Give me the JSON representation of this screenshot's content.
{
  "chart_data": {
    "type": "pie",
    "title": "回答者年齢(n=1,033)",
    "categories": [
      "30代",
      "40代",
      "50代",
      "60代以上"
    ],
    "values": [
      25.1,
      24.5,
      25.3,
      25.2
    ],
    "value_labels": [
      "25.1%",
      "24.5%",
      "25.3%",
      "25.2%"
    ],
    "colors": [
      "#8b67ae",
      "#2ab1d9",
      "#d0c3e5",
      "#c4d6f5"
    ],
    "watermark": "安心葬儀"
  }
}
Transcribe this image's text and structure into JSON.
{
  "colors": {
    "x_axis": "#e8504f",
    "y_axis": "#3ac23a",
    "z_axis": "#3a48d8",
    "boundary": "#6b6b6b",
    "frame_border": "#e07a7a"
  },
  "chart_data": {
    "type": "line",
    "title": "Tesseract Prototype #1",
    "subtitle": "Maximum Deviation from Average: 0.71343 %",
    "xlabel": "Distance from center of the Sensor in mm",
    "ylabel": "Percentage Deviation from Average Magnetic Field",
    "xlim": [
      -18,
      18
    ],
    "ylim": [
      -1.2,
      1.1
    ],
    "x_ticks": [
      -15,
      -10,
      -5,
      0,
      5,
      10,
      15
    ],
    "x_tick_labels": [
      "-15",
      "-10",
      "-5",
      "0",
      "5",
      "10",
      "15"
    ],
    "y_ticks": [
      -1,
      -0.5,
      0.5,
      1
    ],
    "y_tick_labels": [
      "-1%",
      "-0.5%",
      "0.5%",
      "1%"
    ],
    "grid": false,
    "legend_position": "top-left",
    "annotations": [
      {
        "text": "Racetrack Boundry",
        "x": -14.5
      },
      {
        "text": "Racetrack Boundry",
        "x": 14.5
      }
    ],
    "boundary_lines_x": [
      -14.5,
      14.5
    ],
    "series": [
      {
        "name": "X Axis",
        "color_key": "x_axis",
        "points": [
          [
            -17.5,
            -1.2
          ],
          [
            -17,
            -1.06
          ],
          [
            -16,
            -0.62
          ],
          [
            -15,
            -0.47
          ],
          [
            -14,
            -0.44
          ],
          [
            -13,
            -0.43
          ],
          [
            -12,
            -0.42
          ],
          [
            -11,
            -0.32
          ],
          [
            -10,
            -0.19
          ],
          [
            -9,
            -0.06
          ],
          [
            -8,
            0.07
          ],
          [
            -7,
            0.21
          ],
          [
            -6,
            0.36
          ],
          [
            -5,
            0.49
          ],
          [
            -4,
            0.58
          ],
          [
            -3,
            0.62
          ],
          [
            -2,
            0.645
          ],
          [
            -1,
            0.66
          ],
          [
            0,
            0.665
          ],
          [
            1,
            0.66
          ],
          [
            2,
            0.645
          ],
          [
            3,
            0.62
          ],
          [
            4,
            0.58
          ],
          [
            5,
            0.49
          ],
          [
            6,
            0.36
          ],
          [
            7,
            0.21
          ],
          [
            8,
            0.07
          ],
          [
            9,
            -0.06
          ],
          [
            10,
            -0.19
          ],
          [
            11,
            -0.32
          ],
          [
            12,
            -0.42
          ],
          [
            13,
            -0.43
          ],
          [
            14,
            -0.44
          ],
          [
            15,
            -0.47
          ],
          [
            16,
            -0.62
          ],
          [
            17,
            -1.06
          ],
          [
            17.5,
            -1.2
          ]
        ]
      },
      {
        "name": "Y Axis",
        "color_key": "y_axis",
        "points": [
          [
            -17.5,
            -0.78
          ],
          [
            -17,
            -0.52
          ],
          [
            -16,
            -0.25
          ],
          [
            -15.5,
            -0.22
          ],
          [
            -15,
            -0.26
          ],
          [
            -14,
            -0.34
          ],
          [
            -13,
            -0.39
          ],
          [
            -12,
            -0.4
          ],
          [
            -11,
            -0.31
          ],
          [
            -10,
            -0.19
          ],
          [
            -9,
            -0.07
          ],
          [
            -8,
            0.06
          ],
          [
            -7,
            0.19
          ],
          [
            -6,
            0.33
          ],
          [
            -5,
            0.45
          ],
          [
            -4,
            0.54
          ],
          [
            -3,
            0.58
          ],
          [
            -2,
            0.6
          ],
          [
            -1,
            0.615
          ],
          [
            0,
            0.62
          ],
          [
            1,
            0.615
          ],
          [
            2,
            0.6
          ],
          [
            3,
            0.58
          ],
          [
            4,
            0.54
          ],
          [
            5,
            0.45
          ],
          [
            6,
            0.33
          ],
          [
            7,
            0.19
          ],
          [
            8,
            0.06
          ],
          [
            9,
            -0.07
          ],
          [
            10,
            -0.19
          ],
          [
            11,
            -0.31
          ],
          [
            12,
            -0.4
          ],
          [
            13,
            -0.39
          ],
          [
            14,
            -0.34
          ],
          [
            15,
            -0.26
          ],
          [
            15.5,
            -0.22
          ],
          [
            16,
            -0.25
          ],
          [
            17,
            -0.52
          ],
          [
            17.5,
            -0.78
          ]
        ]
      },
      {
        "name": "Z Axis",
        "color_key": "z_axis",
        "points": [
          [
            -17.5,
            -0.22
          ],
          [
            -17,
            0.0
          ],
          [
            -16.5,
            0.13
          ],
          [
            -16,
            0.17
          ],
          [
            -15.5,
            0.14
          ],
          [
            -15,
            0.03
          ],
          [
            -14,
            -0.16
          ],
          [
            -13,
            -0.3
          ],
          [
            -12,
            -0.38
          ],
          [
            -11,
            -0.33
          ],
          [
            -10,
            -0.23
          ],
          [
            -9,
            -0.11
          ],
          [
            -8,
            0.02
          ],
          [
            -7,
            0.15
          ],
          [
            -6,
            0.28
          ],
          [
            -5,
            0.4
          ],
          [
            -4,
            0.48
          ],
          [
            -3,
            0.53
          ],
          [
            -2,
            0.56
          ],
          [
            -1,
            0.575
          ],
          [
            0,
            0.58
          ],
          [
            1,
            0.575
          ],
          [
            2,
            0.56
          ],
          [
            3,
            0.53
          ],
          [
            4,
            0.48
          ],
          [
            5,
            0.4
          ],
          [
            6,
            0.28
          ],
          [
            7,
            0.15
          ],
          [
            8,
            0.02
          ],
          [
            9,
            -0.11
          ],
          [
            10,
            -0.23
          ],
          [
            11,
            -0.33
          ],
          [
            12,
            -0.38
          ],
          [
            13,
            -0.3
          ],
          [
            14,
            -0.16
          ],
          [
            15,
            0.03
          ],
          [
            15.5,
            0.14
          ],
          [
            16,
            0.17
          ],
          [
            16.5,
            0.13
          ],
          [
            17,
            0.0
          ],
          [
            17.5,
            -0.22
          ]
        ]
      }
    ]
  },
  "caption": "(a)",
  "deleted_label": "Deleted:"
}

▸ What you need to do
Output all of the material, please, exactly as it stands.

▸ Exercise response
Give me the JSON representation of this screenshot's content.
{
  "chart_data": {
    "type": "pie",
    "title": "回答者年齢(n=1,033)",
    "categories": [
      "30代",
      "40代",
      "50代",
      "60代以上"
    ],
    "values": [
      25.1,
      24.5,
      25.3,
      25.2
    ],
    "value_labels": [
      "25.1%",
      "24.5%",
      "25.3%",
      "25.2%"
    ],
    "colors": [
      "#8b67ae",
      "#2ab1d9",
      "#d0c3e5",
      "#c4d6f5"
    ],
    "watermark": "安心葬儀"
  }
}
Transcribe this image's text and structure into JSON.
{
  "colors": {
    "x_axis": "#e8504f",
    "y_axis": "#3ac23a",
    "z_axis": "#3a48d8",
    "boundary": "#6b6b6b",
    "frame_border": "#e07a7a"
  },
  "chart_data": {
    "type": "line",
    "title": "Tesseract Prototype #1",
    "subtitle": "Maximum Deviation from Average: 0.71343 %",
    "xlabel": "Distance from center of the Sensor in mm",
    "ylabel": "Percentage Deviation from Average Magnetic Field",
    "xlim": [
      -18,
      18
    ],
    "ylim": [
      -1.2,
      1.1
    ],
    "x_ticks": [
      -15,
      -10,
      -5,
      0,
      5,
      10,
      15
    ],
    "x_tick_labels": [
      "-15",
      "-10",
      "-5",
      "0",
      "5",
      "10",
      "15"
    ],
    "y_ticks": [
      -1,
      -0.5,
      0.5,
      1
    ],
    "y_tick_labels": [
      "-1%",
      "-0.5%",
      "0.5%",
      "1%"
    ],
    "grid": false,
    "legend_position": "top-left",
    "annotations": [
      {
        "text": "Racetrack Boundry",
        "x": -14.5
      },
      {
        "text": "Racetrack Boundry",
        "x": 14.5
      }
    ],
    "boundary_lines_x": [
      -14.5,
      14.5
    ],
    "series": [
      {
        "name": "X Axis",
        "color_key": "x_axis",
        "points": [
          [
            -17.5,
            -1.2
          ],
          [
            -17,
            -1.06
          ],
          [
            -16,
            -0.62
          ],
          [
            -15,
            -0.47
          ],
          [
            -14,
            -0.44
          ],
          [
            -13,
            -0.43
          ],
          [
            -12,
            -0.42
          ],
          [
            -11,
            -0.32
          ],
          [
            -10,
            -0.19
          ],
          [
            -9,
            -0.06
          ],
          [
            -8,
            0.07
          ],
          [
            -7,
            0.21
          ],
          [
            -6,
            0.36
          ],
          [
            -5,
            0.49
          ],
          [
            -4,
            0.58
          ],
          [
            -3,
            0.62
          ],
          [
            -2,
            0.645
          ],
          [
            -1,
            0.66
          ],
          [
            0,
            0.665
          ],
          [
            1,
            0.66
          ],
          [
            2,
            0.645
          ],
          [
            3,
            0.62
          ],
          [
            4,
            0.58
          ],
          [
            5,
            0.49
          ],
          [
            6,
            0.36
          ],
          [
            7,
            0.21
          ],
          [
            8,
            0.07
          ],
          [
            9,
            -0.06
          ],
          [
            10,
            -0.19
          ],
          [
            11,
            -0.32
          ],
          [
            12,
            -0.42
          ],
          [
            13,
            -0.43
          ],
          [
            14,
            -0.44
          ],
          [
            15,
            -0.47
          ],
          [
            16,
            -0.62
          ],
          [
            17,
            -1.06
          ],
          [
            17.5,
            -1.2
          ]
        ]
      },
      {
        "name": "Y Axis",
        "color_key": "y_axis",
        "points": [
          [
            -17.5,
            -0.78
          ],
          [
            -17,
            -0.52
          ],
          [
            -16,
            -0.25
          ],
          [
            -15.5,
            -0.22
          ],
          [
            -15,
            -0.26
          ],
          [
            -14,
            -0.34
          ],
          [
            -13,
            -0.39
          ],
          [
            -12,
            -0.4
          ],
          [
            -11,
            -0.31
          ],
          [
            -10,
            -0.19
          ],
          [
            -9,
            -0.07
          ],
          [
            -8,
            0.06
          ],
          [
            -7,
            0.19
          ],
          [
            -6,
            0.33
          ],
          [
            -5,
            0.45
          ],
          [
            -4,
            0.54
          ],
          [
            -3,
            0.58
          ],
          [
            -2,
            0.6
          ],
          [
            -1,
            0.615
          ],
          [
            0,
            0.62
          ],
          [
            1,
            0.615
          ],
          [
            2,
            0.6
          ],
          [
            3,
            0.58
          ],
          [
            4,
            0.54
          ],
          [
            5,
            0.45
          ],
          [
            6,
            0.33
          ],
          [
            7,
            0.19
          ],
          [
            8,
            0.06
          ],
          [
            9,
            -0.07
          ],
          [
            10,
            -0.19
          ],
          [
            11,
            -0.31
          ],
          [
            12,
            -0.4
          ],
          [
            13,
            -0.39
          ],
          [
            14,
            -0.34
          ],
          [
            15,
            -0.26
          ],
          [
            15.5,
            -0.22
          ],
          [
            16,
            -0.25
          ],
          [
            17,
            -0.52
          ],
          [
            17.5,
            -0.78
          ]
        ]
      },
      {
        "name": "Z Axis",
        "color_key": "z_axis",
        "points": [
          [
            -17.5,
            -0.22
          ],
          [
            -17,
            0.0
          ],
          [
            -16.5,
            0.13
          ],
          [
            -16,
            0.17
          ],
          [
            -15.5,
            0.14
          ],
          [
            -15,
            0.03
          ],
          [
            -14,
            -0.16
          ],
          [
            -13,
            -0.3
          ],
          [
            -12,
            -0.38
          ],
          [
            -11,
            -0.33
          ],
          [
            -10,
            -0.23
          ],
          [
            -9,
            -0.11
          ],
          [
            -8,
            0.02
          ],
          [
            -7,
            0.15
          ],
          [
            -6,
            0.28
          ],
          [
            -5,
            0.4
          ],
          [
            -4,
            0.48
          ],
          [
            -3,
            0.53
          ],
          [
            -2,
            0.56
          ],
          [
            -1,
            0.575
          ],
          [
            0,
            0.58
          ],
          [
            1,
            0.575
          ],
          [
            2,
            0.56
          ],
          [
            3,
            0.53
          ],
          [
            4,
            0.48
          ],
          [
            5,
            0.4
          ],
          [
            6,
            0.28
          ],
          [
            7,
            0.15
          ],
          [
            8,
            0.02
          ],
          [
            9,
            -0.11
          ],
          [
            10,
            -0.23
          ],
          [
            11,
            -0.33
          ],
          [
            12,
            -0.38
          ],
          [
            13,
            -0.3
          ],
          [
            14,
            -0.16
          ],
          [
            15,
            0.03
          ],
          [
            15.5,
            0.14
          ],
          [
            16,
            0.17
          ],
          [
            16.5,
            0.13
          ],
          [
            17,
            0.0
          ],
          [
            17.5,
            -0.22
          ]
        ]
      }
    ]
  },
  "caption": "(a)",
  "deleted_label": "Deleted:"
}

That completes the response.